Source records
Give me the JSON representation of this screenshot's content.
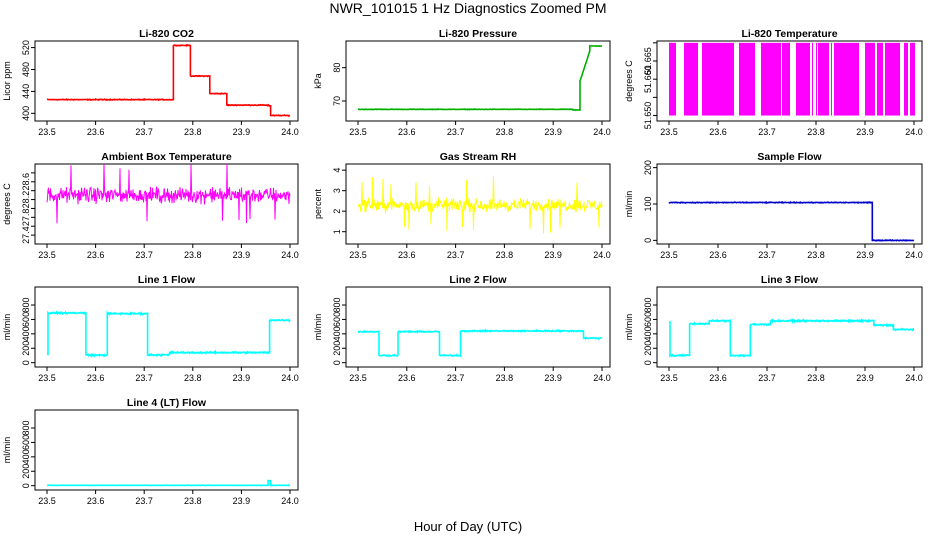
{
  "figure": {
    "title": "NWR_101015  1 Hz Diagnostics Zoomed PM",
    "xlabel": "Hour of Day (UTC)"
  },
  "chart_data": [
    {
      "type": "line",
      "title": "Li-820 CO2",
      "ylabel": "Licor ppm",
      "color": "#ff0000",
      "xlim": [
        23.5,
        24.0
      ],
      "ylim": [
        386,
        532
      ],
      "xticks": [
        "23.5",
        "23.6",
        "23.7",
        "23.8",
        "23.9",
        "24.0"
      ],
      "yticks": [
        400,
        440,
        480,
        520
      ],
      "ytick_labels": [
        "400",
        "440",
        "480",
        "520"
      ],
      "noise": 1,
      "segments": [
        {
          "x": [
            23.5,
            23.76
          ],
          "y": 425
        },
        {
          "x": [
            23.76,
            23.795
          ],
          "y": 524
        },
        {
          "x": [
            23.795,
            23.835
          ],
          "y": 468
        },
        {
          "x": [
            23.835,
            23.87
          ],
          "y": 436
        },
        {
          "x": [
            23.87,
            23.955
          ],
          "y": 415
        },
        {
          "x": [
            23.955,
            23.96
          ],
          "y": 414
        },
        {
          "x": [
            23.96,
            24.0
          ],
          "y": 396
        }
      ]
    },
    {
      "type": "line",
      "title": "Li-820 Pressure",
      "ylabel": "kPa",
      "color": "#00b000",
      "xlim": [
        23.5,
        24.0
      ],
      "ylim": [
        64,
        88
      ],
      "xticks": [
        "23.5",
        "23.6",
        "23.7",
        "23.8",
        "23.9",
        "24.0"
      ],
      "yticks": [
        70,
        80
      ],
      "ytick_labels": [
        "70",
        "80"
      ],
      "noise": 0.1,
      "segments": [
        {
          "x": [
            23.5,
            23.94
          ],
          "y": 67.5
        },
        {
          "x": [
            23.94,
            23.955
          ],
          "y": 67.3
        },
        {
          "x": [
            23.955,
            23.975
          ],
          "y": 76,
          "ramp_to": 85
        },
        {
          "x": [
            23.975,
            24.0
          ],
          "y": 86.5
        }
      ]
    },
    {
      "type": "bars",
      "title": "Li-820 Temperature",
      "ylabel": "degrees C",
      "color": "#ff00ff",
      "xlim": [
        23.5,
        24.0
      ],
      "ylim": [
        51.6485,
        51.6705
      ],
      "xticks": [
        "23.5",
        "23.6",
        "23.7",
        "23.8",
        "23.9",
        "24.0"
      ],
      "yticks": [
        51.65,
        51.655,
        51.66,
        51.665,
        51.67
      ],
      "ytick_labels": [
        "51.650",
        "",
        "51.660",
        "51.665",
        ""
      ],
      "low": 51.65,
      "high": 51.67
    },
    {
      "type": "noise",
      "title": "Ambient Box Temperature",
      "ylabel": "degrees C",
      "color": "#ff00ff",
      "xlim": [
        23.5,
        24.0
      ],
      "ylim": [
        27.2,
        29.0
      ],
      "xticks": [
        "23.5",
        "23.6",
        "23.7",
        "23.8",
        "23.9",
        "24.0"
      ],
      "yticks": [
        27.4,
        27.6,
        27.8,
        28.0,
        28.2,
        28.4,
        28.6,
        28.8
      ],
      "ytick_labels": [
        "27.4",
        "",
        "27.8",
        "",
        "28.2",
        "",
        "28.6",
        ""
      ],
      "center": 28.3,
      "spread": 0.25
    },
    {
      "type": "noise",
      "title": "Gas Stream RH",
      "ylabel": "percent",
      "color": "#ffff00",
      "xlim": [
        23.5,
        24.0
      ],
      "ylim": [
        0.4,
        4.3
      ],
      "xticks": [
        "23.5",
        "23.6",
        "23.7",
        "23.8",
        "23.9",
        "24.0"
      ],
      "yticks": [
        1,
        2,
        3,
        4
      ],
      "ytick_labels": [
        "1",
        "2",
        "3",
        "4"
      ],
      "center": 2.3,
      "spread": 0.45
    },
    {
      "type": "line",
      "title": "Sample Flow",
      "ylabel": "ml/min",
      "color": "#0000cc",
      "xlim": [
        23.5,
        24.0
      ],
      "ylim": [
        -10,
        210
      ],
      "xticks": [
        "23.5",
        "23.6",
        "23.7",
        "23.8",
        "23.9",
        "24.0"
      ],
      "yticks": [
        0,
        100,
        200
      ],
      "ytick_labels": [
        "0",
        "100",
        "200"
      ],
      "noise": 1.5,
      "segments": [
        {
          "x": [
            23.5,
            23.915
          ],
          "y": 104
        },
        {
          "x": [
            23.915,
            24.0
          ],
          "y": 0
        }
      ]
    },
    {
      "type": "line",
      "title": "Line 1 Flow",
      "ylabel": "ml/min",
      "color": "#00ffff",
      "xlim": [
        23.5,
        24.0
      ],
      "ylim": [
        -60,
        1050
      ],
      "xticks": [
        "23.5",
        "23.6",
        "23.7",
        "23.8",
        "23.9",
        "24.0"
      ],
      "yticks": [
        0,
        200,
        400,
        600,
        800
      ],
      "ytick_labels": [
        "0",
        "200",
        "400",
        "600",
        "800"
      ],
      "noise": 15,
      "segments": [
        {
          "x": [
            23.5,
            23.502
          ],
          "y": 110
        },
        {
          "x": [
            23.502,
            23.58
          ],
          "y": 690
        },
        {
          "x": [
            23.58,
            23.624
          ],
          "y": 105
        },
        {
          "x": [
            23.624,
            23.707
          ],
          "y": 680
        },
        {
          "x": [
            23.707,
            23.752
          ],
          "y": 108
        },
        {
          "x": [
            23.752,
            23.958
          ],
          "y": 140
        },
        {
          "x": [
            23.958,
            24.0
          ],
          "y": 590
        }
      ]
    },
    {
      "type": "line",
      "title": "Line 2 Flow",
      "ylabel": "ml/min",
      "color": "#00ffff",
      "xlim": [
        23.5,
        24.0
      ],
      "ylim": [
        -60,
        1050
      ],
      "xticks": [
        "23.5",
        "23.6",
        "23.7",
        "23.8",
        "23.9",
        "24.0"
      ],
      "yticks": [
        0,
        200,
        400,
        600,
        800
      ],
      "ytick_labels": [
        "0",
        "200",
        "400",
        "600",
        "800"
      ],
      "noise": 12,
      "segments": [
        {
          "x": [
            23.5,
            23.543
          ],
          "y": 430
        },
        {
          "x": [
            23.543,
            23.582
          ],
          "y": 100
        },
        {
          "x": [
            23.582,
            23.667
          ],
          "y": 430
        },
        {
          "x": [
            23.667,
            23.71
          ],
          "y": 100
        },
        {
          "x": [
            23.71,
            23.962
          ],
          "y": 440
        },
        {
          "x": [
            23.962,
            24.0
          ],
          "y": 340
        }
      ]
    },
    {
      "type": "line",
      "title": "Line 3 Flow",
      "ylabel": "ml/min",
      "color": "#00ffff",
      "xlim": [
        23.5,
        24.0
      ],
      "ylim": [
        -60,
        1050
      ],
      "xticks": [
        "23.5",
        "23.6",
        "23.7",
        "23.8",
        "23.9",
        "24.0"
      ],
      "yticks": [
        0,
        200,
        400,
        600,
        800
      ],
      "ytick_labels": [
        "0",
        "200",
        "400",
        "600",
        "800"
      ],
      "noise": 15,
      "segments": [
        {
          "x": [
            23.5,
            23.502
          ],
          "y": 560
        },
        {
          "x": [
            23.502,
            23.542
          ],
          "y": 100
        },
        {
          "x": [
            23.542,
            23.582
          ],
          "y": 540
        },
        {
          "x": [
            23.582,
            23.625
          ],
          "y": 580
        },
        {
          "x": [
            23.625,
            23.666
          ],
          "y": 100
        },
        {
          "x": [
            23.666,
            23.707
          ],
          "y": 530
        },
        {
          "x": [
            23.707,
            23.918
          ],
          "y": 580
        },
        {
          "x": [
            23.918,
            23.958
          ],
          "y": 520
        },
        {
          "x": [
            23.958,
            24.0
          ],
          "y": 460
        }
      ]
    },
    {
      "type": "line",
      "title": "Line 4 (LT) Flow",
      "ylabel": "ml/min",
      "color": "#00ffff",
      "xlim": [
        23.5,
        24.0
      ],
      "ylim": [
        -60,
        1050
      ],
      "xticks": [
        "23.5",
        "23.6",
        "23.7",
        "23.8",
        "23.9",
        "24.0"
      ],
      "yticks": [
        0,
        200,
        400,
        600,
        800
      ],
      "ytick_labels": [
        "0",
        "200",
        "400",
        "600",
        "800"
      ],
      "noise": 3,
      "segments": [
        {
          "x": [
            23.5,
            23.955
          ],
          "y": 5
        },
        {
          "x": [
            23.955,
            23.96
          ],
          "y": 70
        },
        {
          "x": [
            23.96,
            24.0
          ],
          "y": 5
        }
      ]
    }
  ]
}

What you should do
Check each line above for the word "Temperature", and copy the lines where it appears.

Output for this exercise
      "title": "Li-820 Temperature",
      "title": "Ambient Box Temperature",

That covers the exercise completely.